#### Data provided:

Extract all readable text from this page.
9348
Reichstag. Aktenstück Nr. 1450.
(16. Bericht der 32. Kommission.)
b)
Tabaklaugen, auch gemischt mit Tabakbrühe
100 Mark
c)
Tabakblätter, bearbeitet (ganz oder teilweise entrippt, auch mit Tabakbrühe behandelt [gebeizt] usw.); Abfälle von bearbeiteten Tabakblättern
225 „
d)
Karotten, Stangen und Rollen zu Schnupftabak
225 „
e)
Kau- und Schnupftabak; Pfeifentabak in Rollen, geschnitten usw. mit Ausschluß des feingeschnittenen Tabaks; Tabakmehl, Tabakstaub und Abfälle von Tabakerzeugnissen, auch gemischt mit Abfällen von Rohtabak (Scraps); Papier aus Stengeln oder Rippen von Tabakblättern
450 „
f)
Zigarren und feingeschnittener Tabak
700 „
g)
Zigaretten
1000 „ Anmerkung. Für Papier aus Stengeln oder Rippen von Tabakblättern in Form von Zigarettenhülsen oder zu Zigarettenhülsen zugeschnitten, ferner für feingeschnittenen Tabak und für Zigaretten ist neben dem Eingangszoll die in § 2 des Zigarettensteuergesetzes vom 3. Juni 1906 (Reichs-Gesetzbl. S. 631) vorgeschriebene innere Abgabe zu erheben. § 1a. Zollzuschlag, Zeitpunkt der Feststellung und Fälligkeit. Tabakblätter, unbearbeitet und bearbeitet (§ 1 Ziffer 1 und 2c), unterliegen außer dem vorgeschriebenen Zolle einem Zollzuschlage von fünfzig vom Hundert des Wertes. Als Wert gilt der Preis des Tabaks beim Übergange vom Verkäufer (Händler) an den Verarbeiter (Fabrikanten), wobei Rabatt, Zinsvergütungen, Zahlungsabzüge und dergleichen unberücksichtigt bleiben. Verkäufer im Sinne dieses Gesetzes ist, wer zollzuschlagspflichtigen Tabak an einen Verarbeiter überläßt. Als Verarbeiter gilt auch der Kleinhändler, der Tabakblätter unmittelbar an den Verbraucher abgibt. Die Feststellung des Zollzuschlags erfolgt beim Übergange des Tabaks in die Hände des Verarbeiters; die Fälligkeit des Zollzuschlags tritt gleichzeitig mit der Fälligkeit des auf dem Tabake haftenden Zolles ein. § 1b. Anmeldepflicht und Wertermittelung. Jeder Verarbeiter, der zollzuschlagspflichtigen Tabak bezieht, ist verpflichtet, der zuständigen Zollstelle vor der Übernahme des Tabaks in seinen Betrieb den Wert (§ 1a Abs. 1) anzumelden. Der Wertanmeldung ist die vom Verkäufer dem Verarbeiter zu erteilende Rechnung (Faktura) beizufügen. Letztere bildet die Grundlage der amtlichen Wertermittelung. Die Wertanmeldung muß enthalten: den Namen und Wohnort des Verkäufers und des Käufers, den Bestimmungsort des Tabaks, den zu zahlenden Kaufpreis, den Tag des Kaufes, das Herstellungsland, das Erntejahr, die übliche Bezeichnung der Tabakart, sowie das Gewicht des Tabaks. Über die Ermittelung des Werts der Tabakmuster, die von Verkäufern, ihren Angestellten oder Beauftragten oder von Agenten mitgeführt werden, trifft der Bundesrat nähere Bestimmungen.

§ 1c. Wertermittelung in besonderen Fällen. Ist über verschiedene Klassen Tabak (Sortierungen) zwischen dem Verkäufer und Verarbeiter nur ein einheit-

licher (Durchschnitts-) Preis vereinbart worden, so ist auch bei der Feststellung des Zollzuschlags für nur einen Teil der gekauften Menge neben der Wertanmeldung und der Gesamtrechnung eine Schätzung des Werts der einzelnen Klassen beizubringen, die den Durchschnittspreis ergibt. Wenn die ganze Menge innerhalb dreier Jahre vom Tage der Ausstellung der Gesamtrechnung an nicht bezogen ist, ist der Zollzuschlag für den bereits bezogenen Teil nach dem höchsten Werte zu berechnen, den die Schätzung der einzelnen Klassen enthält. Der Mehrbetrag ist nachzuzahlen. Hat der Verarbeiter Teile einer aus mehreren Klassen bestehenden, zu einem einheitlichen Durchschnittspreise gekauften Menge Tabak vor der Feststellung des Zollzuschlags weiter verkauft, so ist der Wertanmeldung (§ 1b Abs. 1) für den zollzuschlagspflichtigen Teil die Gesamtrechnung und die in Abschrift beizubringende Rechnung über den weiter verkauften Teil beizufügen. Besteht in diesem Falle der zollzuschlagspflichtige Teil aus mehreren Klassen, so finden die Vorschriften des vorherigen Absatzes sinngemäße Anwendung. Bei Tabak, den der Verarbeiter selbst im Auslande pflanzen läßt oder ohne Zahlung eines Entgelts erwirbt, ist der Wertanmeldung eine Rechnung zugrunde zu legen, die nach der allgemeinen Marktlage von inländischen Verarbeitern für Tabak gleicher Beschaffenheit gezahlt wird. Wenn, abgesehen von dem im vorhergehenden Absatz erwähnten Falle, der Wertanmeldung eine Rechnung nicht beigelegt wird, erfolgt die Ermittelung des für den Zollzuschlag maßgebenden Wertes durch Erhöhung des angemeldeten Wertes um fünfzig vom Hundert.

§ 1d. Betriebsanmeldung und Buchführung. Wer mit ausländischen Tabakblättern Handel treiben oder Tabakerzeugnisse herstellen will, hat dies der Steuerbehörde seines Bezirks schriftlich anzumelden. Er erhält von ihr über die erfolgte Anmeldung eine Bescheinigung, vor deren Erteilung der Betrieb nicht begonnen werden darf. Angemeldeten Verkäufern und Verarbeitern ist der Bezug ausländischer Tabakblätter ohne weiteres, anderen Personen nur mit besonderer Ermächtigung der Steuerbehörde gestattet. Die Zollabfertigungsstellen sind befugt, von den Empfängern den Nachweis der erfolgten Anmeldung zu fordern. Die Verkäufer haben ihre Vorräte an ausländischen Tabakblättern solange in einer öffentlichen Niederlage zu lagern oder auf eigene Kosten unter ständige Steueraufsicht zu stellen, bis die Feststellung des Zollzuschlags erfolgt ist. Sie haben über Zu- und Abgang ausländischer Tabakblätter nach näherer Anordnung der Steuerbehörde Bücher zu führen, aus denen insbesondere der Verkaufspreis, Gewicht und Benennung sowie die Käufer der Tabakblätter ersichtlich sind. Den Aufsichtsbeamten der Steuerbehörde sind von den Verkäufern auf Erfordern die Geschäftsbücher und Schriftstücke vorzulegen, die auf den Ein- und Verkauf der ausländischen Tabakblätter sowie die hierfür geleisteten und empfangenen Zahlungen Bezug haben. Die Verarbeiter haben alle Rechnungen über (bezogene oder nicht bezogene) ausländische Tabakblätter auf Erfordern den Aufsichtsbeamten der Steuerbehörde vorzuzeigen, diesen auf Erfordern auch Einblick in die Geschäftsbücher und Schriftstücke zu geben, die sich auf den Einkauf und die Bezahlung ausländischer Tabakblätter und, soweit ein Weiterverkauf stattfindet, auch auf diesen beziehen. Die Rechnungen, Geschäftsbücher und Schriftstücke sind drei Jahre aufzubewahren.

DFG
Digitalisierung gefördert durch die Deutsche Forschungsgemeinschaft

#### Task description:
Show all lines from the data above in which the word "Rollen" appears.

#### The answer:
Karotten, Stangen und Rollen zu Schnupftabak
Kau- und Schnupftabak; Pfeifentabak in Rollen, geschnitten usw. mit Ausschluß des feingeschnittenen Tabaks; Tabakmehl, Tabakstaub und Abfälle von Tabakerzeugnissen, auch gemischt mit Abfällen von Rohtabak (Scraps); Papier aus Stengeln oder Rippen von Tabakblättern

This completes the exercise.